» DATASET RECORDS
-- Begin --
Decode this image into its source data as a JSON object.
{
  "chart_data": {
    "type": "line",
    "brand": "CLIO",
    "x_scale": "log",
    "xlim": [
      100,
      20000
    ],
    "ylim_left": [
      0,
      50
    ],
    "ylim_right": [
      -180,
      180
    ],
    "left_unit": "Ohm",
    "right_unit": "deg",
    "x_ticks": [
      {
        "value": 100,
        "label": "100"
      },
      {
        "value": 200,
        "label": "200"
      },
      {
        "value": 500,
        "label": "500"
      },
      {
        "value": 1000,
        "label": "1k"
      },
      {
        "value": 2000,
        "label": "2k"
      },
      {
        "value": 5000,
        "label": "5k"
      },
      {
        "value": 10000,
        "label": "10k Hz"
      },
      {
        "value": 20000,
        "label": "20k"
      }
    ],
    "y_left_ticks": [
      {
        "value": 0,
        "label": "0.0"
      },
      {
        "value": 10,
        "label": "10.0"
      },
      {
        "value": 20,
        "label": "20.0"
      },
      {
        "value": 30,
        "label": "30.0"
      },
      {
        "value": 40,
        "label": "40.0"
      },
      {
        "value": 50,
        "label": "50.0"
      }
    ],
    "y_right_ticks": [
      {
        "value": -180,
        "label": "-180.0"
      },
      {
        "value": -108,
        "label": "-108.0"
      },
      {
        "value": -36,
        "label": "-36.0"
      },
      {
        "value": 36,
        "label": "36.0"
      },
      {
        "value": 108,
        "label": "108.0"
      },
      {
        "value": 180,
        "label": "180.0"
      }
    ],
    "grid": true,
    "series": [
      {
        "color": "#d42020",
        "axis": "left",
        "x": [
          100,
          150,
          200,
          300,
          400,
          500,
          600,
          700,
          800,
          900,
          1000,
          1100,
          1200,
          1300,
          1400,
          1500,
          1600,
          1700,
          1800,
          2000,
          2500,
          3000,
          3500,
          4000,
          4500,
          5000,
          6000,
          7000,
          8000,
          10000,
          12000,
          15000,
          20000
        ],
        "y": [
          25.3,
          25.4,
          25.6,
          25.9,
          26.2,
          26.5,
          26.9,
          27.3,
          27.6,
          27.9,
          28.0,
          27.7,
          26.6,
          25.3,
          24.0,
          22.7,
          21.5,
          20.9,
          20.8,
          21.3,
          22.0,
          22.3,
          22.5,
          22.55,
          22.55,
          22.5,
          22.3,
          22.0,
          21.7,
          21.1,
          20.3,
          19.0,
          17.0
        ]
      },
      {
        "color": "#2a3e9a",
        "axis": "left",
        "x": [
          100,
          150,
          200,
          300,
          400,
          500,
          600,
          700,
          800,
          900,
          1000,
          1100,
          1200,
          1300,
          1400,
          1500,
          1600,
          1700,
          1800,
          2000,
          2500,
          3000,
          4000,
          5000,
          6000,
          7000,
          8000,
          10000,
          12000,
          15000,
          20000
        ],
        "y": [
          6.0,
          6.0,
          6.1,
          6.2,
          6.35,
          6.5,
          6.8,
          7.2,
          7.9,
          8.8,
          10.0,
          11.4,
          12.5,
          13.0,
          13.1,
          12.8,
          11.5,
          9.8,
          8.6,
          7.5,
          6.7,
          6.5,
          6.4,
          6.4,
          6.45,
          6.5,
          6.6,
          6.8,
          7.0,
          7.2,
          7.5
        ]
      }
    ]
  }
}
-- End --
» TASK BRIEF
Output every record above exactly as it appears.

» WRITTEN SOLUTION
Decode this image into its source data as a JSON object.
{
  "chart_data": {
    "type": "line",
    "brand": "CLIO",
    "x_scale": "log",
    "xlim": [
      100,
      20000
    ],
    "ylim_left": [
      0,
      50
    ],
    "ylim_right": [
      -180,
      180
    ],
    "left_unit": "Ohm",
    "right_unit": "deg",
    "x_ticks": [
      {
        "value": 100,
        "label": "100"
      },
      {
        "value": 200,
        "label": "200"
      },
      {
        "value": 500,
        "label": "500"
      },
      {
        "value": 1000,
        "label": "1k"
      },
      {
        "value": 2000,
        "label": "2k"
      },
      {
        "value": 5000,
        "label": "5k"
      },
      {
        "value": 10000,
        "label": "10k Hz"
      },
      {
        "value": 20000,
        "label": "20k"
      }
    ],
    "y_left_ticks": [
      {
        "value": 0,
        "label": "0.0"
      },
      {
        "value": 10,
        "label": "10.0"
      },
      {
        "value": 20,
        "label": "20.0"
      },
      {
        "value": 30,
        "label": "30.0"
      },
      {
        "value": 40,
        "label": "40.0"
      },
      {
        "value": 50,
        "label": "50.0"
      }
    ],
    "y_right_ticks": [
      {
        "value": -180,
        "label": "-180.0"
      },
      {
        "value": -108,
        "label": "-108.0"
      },
      {
        "value": -36,
        "label": "-36.0"
      },
      {
        "value": 36,
        "label": "36.0"
      },
      {
        "value": 108,
        "label": "108.0"
      },
      {
        "value": 180,
        "label": "180.0"
      }
    ],
    "grid": true,
    "series": [
      {
        "color": "#d42020",
        "axis": "left",
        "x": [
          100,
          150,
          200,
          300,
          400,
          500,
          600,
          700,
          800,
          900,
          1000,
          1100,
          1200,
          1300,
          1400,
          1500,
          1600,
          1700,
          1800,
          2000,
          2500,
          3000,
          3500,
          4000,
          4500,
          5000,
          6000,
          7000,
          8000,
          10000,
          12000,
          15000,
          20000
        ],
        "y": [
          25.3,
          25.4,
          25.6,
          25.9,
          26.2,
          26.5,
          26.9,
          27.3,
          27.6,
          27.9,
          28.0,
          27.7,
          26.6,
          25.3,
          24.0,
          22.7,
          21.5,
          20.9,
          20.8,
          21.3,
          22.0,
          22.3,
          22.5,
          22.55,
          22.55,
          22.5,
          22.3,
          22.0,
          21.7,
          21.1,
          20.3,
          19.0,
          17.0
        ]
      },
      {
        "color": "#2a3e9a",
        "axis": "left",
        "x": [
          100,
          150,
          200,
          300,
          400,
          500,
          600,
          700,
          800,
          900,
          1000,
          1100,
          1200,
          1300,
          1400,
          1500,
          1600,
          1700,
          1800,
          2000,
          2500,
          3000,
          4000,
          5000,
          6000,
          7000,
          8000,
          10000,
          12000,
          15000,
          20000
        ],
        "y": [
          6.0,
          6.0,
          6.1,
          6.2,
          6.35,
          6.5,
          6.8,
          7.2,
          7.9,
          8.8,
          10.0,
          11.4,
          12.5,
          13.0,
          13.1,
          12.8,
          11.5,
          9.8,
          8.6,
          7.5,
          6.7,
          6.5,
          6.4,
          6.4,
          6.45,
          6.5,
          6.6,
          6.8,
          7.0,
          7.2,
          7.5
        ]
      }
    ]
  }
}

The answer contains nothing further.